— START OF RECORDS —

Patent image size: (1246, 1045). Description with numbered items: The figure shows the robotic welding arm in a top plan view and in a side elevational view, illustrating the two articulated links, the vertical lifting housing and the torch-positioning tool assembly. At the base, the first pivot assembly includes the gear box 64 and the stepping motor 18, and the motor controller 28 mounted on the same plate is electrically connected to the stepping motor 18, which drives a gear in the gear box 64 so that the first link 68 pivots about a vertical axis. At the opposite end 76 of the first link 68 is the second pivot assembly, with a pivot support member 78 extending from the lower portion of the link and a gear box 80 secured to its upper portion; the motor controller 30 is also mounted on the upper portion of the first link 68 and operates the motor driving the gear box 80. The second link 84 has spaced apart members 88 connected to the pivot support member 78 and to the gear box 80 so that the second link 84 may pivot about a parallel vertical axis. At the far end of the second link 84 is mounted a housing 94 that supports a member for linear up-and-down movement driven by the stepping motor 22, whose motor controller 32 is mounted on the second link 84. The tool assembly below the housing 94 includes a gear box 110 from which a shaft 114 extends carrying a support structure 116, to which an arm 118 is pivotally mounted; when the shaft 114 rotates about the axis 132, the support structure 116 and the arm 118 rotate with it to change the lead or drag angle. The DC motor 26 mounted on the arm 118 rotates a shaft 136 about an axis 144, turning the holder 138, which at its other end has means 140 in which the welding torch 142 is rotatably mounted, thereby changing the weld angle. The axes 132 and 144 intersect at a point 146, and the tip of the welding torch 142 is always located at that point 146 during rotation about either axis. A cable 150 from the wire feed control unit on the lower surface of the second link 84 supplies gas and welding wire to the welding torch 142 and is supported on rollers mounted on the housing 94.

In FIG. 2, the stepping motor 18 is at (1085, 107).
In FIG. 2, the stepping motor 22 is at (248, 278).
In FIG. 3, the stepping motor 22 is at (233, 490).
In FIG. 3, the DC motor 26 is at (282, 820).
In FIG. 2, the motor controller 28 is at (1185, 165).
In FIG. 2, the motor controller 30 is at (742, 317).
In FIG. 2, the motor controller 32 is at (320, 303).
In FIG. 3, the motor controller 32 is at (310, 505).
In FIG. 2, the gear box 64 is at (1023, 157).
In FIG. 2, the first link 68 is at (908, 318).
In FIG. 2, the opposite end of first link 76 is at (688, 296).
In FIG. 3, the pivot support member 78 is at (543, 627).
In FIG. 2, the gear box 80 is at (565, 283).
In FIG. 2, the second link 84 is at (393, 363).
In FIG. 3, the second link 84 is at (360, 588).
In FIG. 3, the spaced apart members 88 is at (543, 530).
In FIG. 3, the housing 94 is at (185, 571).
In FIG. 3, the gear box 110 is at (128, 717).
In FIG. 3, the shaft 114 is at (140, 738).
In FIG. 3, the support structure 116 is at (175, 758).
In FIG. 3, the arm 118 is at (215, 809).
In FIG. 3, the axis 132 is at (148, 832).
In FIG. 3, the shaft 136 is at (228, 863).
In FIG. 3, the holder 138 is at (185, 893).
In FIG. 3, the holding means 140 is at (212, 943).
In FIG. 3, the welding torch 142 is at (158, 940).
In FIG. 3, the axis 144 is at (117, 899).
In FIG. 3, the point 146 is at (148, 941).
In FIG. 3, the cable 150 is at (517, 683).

— END OF RECORDS —

▸ **SET TASK**:
Please lay out all of the data above as a two-column CSV with the headers input and output. Each row should hold one text and its answer, each in its own quoted field, with line breaks replaced by spaces.

▸ **EXERCISE RESPONSE**:
input,output
"Patent image size: (1246, 1045). Description with numbered items: The figure shows the robotic welding arm in a top plan view and in a side elevational view, illustrating the two articulated links, the vertical lifting housing and the torch-positioning tool assembly. At the base, the first pivot assembly includes the gear box 64 and the stepping motor 18, and the motor controller 28 mounted on the same plate is electrically connected to the stepping motor 18, which drives a gear in the gear box 64 so that the first link 68 pivots about a vertical axis. At the opposite end 76 of the first link 68 is the second pivot assembly, with a pivot support member 78 extending from the lower portion of the link and a gear box 80 secured to its upper portion; the motor controller 30 is also mounted on the upper portion of the first link 68 and operates the motor driving the gear box 80. The second link 84 has spaced apart members 88 connected to the pivot support member 78 and to the gear box 80 so that the second link 84 may pivot about a parallel vertical axis. At the far end of the second link 84 is mounted a housing 94 that supports a member for linear up-and-down movement driven by the stepping motor 22, whose motor controller 32 is mounted on the second link 84. The tool assembly below the housing 94 includes a gear box 110 from which a shaft 114 extends carrying a support structure 116, to which an arm 118 is pivotally mounted; when the shaft 114 rotates about the axis 132, the support structure 116 and the arm 118 rotate with it to change the lead or drag angle. The DC motor 26 mounted on the arm 118 rotates a shaft 136 about an axis 144, turning the holder 138, which at its other end has means 140 in which the welding torch 142 is rotatably mounted, thereby changing the weld angle. The axes 132 and 144 intersect at a point 146, and the tip of the welding torch 142 is always located at that point 146 during rotation about either axis. A cable 150 from the wire feed control unit on the lower surface of the second link 84 supplies gas and welding wire to the welding torch 142 and is supported on rollers mounted on the housing 94.","In FIG. 2, the stepping motor 18 is at (1085, 107). In FIG. 2, the stepping motor 22 is at (248, 278). In FIG. 3, the stepping motor 22 is at (233, 490). In FIG. 3, the DC motor 26 is at (282, 820). In FIG. 2, the motor controller 28 is at (1185, 165). In FIG. 2, the motor controller 30 is at (742, 317). In FIG. 2, the motor controller 32 is at (320, 303). In FIG. 3, the motor controller 32 is at (310, 505). In FIG. 2, the gear box 64 is at (1023, 157). In FIG. 2, the first link 68 is at (908, 318). In FIG. 2, the opposite end of first link 76 is at (688, 296). In FIG. 3, the pivot support member 78 is at (543, 627). In FIG. 2, the gear box 80 is at (565, 283). In FIG. 2, the second link 84 is at (393, 363). In FIG. 3, the second link 84 is at (360, 588). In FIG. 3, the spaced apart members 88 is at (543, 530). In FIG. 3, the housing 94 is at (185, 571). In FIG. 3, the gear box 110 is at (128, 717). In FIG. 3, the shaft 114 is at (140, 738). In FIG. 3, the support structure 116 is at (175, 758). In FIG. 3, the arm 118 is at (215, 809). In FIG. 3, the axis 132 is at (148, 832). In FIG. 3, the shaft 136 is at (228, 863). In FIG. 3, the holder 138 is at (185, 893). In FIG. 3, the holding means 140 is at (212, 943). In FIG. 3, the welding torch 142 is at (158, 940). In FIG. 3, the axis 144 is at (117, 899). In FIG. 3, the point 146 is at (148, 941). In FIG. 3, the cable 150 is at (517, 683)."